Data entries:

# # # # #

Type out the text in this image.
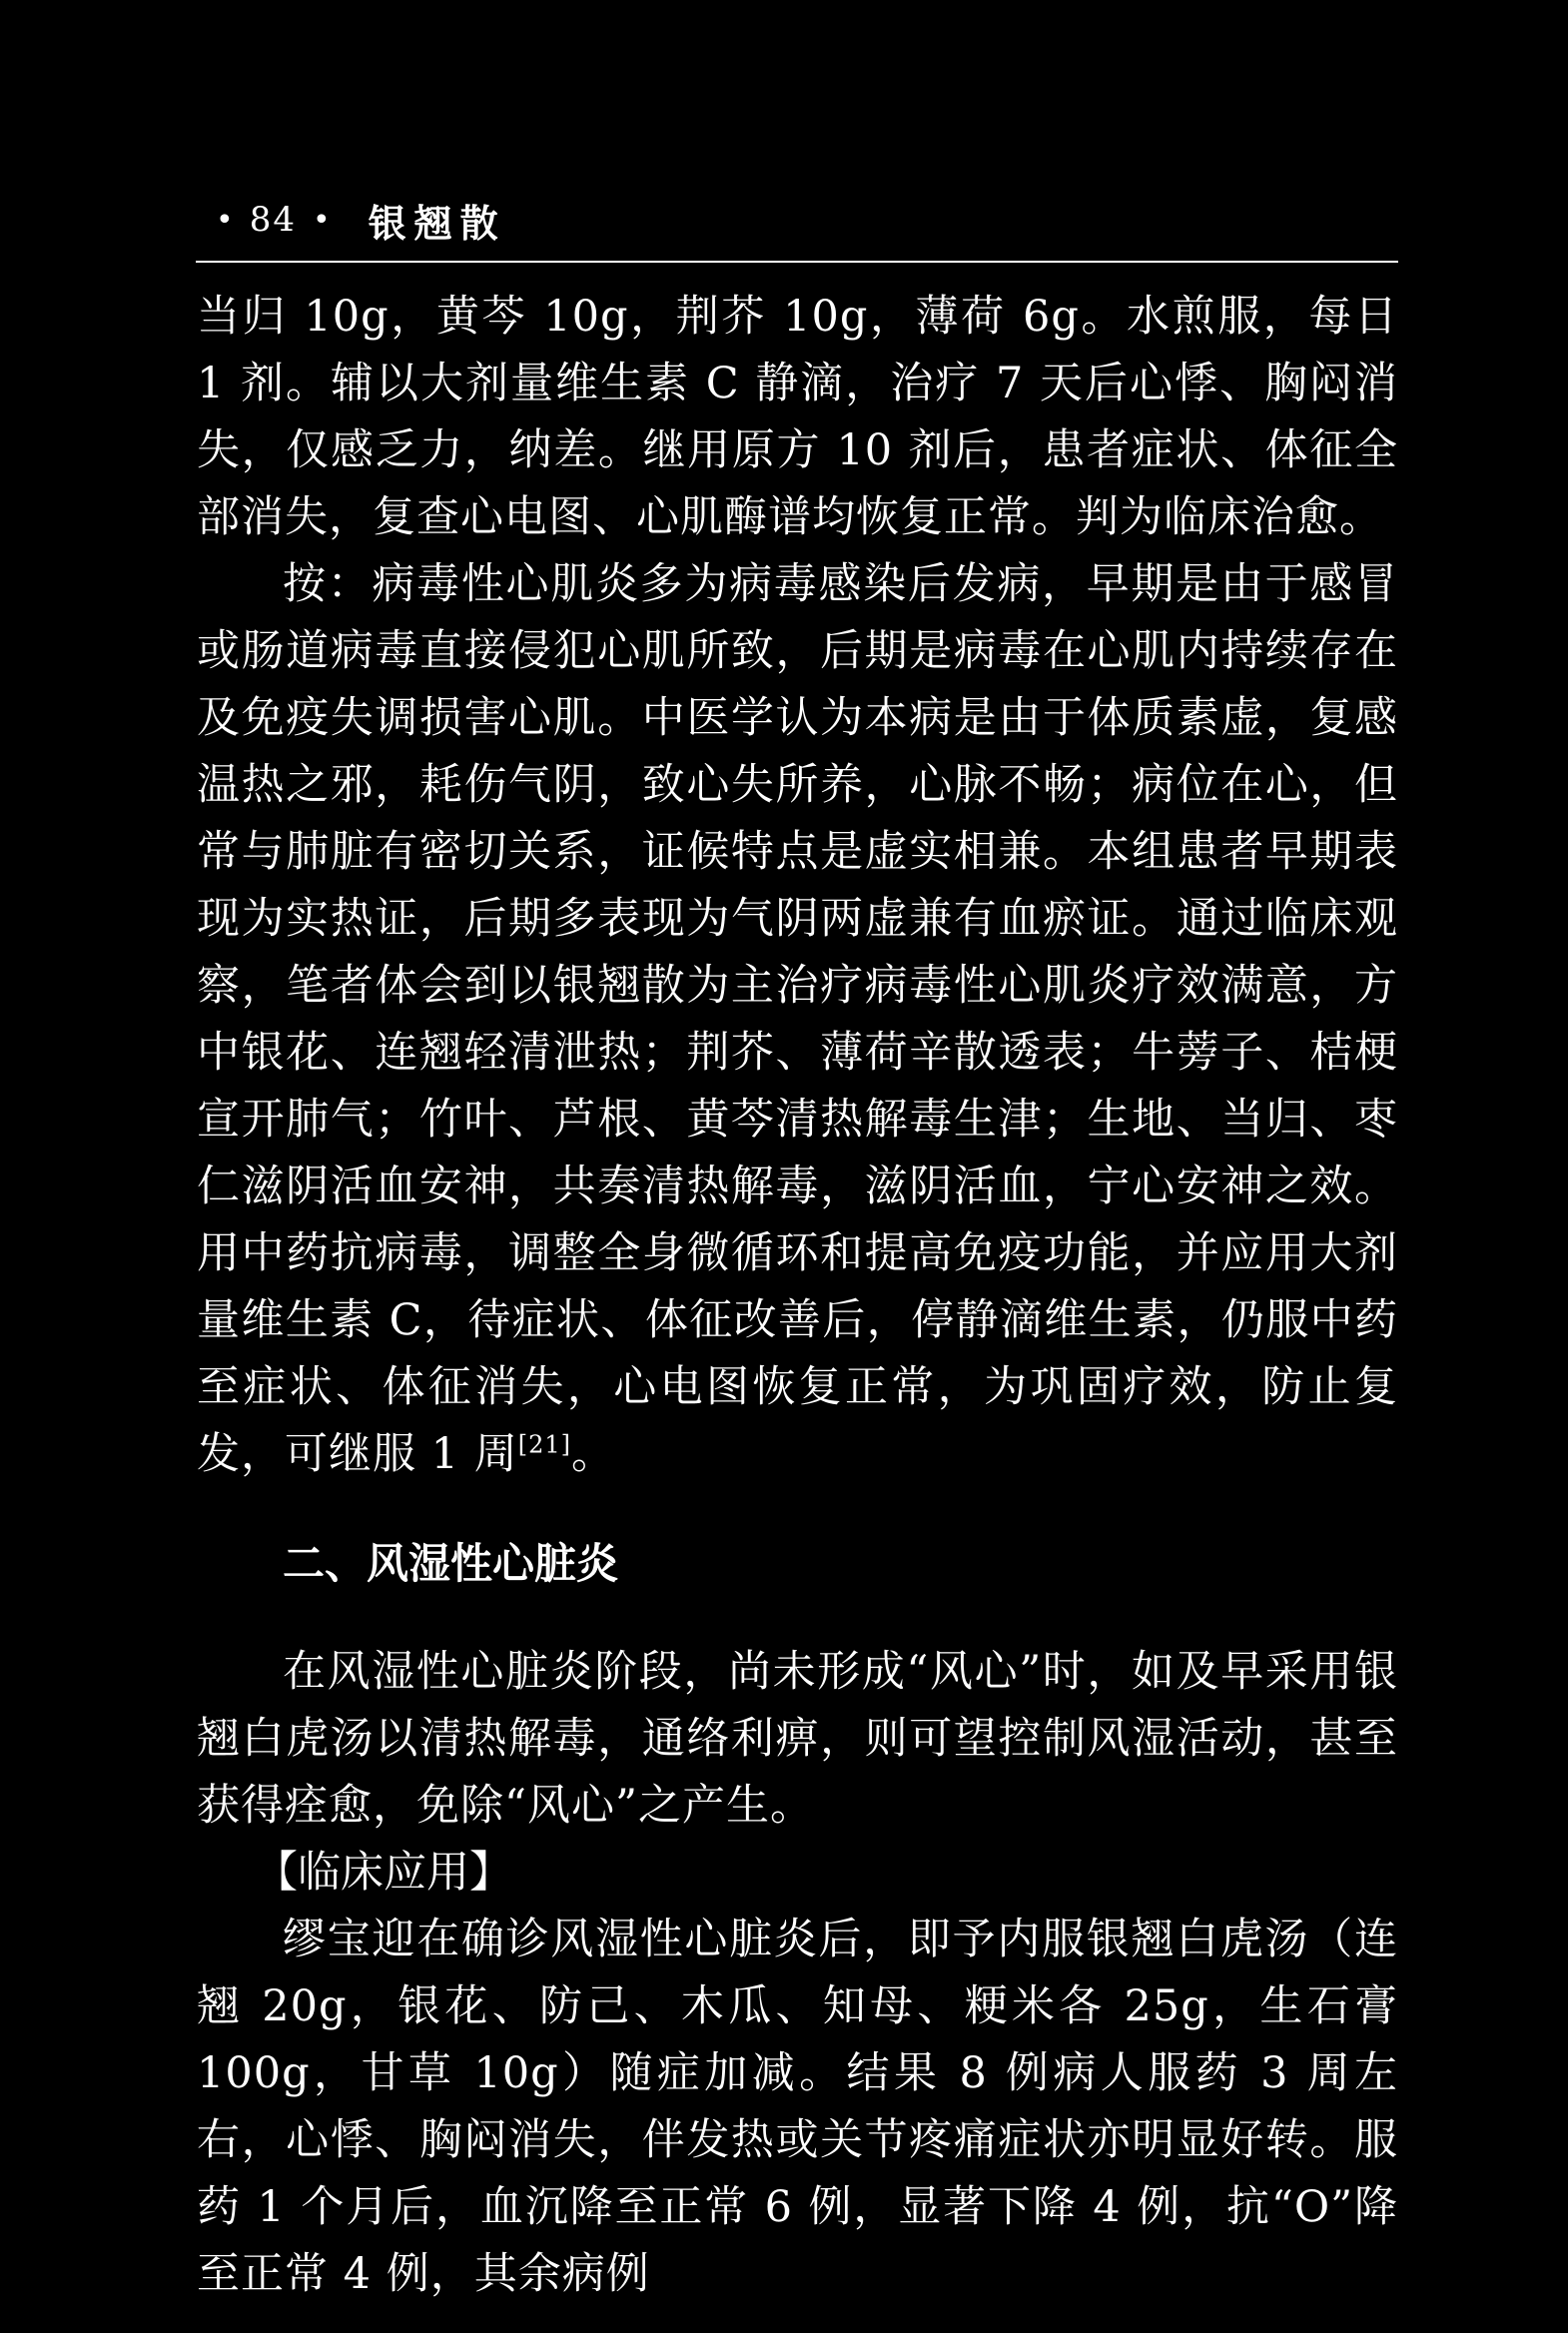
• 84 • 银翘散

当归 10g，黄芩 10g，荆芥 10g，薄荷 6g。水煎服，每日 1 剂。辅以大剂量维生素 C 静滴，治疗 7 天后心悸、胸闷消失，仅感乏力，纳差。继用原方 10 剂后，患者症状、体征全部消失，复查心电图、心肌酶谱均恢复正常。判为临床治愈。

按：病毒性心肌炎多为病毒感染后发病，早期是由于感冒或肠道病毒直接侵犯心肌所致，后期是病毒在心肌内持续存在及免疫失调损害心肌。中医学认为本病是由于体质素虚，复感温热之邪，耗伤气阴，致心失所养，心脉不畅；病位在心，但常与肺脏有密切关系，证候特点是虚实相兼。本组患者早期表现为实热证，后期多表现为气阴两虚兼有血瘀证。通过临床观察，笔者体会到以银翘散为主治疗病毒性心肌炎疗效满意，方中银花、连翘轻清泄热；荆芥、薄荷辛散透表；牛蒡子、桔梗宣开肺气；竹叶、芦根、黄芩清热解毒生津；生地、当归、枣仁滋阴活血安神，共奏清热解毒，滋阴活血，宁心安神之效。用中药抗病毒，调整全身微循环和提高免疫功能，并应用大剂量维生素 C，待症状、体征改善后，停静滴维生素，仍服中药至症状、体征消失，心电图恢复正常，为巩固疗效，防止复发，可继服 1 周[21]。

二、风湿性心脏炎

在风湿性心脏炎阶段，尚未形成“风心”时，如及早采用银翘白虎汤以清热解毒，通络利痹，则可望控制风湿活动，甚至获得痊愈，免除“风心”之产生。

【临床应用】

缪宝迎在确诊风湿性心脏炎后，即予内服银翘白虎汤（连翘 20g，银花、防己、木瓜、知母、粳米各 25g，生石膏 100g，甘草 10g）随症加减。结果 8 例病人服药 3 周左右，心悸、胸闷消失，伴发热或关节疼痛症状亦明显好转。服药 1 个月后，血沉降至正常 6 例，显著下降 4 例，抗“O”降至正常 4 例，其余病例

# # # # #

STATED EXERCISE: Quote everything in the listing above exactly; pictures are the only thing to omit.

EXERCISE OUTPUT:
Type out the text in this image.
• 84 • 银翘散

当归 10g，黄芩 10g，荆芥 10g，薄荷 6g。水煎服，每日 1 剂。辅以大剂量维生素 C 静滴，治疗 7 天后心悸、胸闷消失，仅感乏力，纳差。继用原方 10 剂后，患者症状、体征全部消失，复查心电图、心肌酶谱均恢复正常。判为临床治愈。

按：病毒性心肌炎多为病毒感染后发病，早期是由于感冒或肠道病毒直接侵犯心肌所致，后期是病毒在心肌内持续存在及免疫失调损害心肌。中医学认为本病是由于体质素虚，复感温热之邪，耗伤气阴，致心失所养，心脉不畅；病位在心，但常与肺脏有密切关系，证候特点是虚实相兼。本组患者早期表现为实热证，后期多表现为气阴两虚兼有血瘀证。通过临床观察，笔者体会到以银翘散为主治疗病毒性心肌炎疗效满意，方中银花、连翘轻清泄热；荆芥、薄荷辛散透表；牛蒡子、桔梗宣开肺气；竹叶、芦根、黄芩清热解毒生津；生地、当归、枣仁滋阴活血安神，共奏清热解毒，滋阴活血，宁心安神之效。用中药抗病毒，调整全身微循环和提高免疫功能，并应用大剂量维生素 C，待症状、体征改善后，停静滴维生素，仍服中药至症状、体征消失，心电图恢复正常，为巩固疗效，防止复发，可继服 1 周[21]。

二、风湿性心脏炎

在风湿性心脏炎阶段，尚未形成“风心”时，如及早采用银翘白虎汤以清热解毒，通络利痹，则可望控制风湿活动，甚至获得痊愈，免除“风心”之产生。

【临床应用】

缪宝迎在确诊风湿性心脏炎后，即予内服银翘白虎汤（连翘 20g，银花、防己、木瓜、知母、粳米各 25g，生石膏 100g，甘草 10g）随症加减。结果 8 例病人服药 3 周左右，心悸、胸闷消失，伴发热或关节疼痛症状亦明显好转。服药 1 个月后，血沉降至正常 6 例，显著下降 4 例，抗“O”降至正常 4 例，其余病例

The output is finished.